<<<<

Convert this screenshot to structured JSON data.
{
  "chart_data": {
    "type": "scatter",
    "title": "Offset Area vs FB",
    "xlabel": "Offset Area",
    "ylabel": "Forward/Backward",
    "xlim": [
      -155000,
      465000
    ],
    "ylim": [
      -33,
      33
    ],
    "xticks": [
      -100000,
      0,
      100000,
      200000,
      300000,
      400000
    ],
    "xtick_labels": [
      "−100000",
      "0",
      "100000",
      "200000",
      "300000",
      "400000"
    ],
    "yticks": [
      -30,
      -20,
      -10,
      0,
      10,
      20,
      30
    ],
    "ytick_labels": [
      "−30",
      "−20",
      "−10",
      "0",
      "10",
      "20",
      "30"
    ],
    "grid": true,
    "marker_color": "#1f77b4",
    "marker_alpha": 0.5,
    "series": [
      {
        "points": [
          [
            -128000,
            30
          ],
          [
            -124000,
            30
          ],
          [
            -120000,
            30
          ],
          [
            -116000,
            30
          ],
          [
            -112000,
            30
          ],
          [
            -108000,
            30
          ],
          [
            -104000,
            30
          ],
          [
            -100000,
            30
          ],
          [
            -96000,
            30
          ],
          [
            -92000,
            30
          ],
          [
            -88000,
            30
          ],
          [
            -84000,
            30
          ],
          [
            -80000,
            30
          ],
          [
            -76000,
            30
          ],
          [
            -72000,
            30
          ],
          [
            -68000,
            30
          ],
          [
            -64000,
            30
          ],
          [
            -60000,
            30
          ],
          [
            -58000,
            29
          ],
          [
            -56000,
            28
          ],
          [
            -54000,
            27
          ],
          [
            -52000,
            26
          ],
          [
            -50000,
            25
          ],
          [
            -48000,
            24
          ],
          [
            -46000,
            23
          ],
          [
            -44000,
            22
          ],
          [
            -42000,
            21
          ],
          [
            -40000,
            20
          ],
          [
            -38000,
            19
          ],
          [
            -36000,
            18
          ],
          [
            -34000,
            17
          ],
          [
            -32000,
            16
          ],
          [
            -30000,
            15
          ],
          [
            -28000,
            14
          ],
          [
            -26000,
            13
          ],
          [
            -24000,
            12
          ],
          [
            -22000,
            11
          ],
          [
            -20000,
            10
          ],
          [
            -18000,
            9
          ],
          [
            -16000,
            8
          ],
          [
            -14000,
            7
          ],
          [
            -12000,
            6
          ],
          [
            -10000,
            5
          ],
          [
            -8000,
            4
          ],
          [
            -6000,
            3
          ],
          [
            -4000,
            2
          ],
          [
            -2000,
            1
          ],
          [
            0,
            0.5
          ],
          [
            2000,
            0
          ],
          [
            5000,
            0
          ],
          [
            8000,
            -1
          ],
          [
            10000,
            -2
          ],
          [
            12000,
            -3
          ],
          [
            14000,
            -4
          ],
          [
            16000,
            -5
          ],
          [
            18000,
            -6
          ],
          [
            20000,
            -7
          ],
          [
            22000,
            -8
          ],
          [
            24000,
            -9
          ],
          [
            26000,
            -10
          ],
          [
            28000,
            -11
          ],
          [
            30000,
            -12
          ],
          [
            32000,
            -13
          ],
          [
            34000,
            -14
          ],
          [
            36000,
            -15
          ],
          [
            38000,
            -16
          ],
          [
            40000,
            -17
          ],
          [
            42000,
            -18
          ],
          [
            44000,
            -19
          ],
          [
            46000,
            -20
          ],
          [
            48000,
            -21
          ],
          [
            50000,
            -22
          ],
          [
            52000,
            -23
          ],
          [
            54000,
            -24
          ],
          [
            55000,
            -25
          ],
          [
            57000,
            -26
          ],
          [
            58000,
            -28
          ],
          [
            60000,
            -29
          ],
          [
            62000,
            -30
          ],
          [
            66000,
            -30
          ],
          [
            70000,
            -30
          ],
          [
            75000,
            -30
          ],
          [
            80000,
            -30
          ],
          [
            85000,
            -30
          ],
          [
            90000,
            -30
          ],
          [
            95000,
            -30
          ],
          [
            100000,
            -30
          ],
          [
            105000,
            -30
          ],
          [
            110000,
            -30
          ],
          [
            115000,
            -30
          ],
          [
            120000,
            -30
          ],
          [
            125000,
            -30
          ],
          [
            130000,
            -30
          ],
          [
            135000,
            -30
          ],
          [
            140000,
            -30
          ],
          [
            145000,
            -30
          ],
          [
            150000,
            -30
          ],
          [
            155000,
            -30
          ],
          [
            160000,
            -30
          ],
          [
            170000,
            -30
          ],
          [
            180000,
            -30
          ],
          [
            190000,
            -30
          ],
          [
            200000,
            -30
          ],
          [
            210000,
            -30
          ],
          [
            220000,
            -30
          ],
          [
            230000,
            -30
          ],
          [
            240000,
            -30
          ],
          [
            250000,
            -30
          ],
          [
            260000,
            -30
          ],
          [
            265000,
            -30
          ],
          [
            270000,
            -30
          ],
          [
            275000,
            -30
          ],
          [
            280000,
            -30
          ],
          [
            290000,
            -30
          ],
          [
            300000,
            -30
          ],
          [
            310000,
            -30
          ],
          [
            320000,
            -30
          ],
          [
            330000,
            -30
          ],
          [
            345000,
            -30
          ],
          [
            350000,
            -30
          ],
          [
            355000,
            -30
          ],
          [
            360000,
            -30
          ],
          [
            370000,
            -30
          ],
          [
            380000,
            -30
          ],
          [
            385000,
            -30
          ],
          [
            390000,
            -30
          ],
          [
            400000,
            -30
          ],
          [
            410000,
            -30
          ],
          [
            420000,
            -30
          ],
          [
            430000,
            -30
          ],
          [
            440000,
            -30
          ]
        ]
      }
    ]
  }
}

>>>>

* [Task]:
Look over the listing above. Pick out and copy every line that includes "Area".

* [Answer in full]:
    "title": "Offset Area vs FB",
    "xlabel": "Offset Area",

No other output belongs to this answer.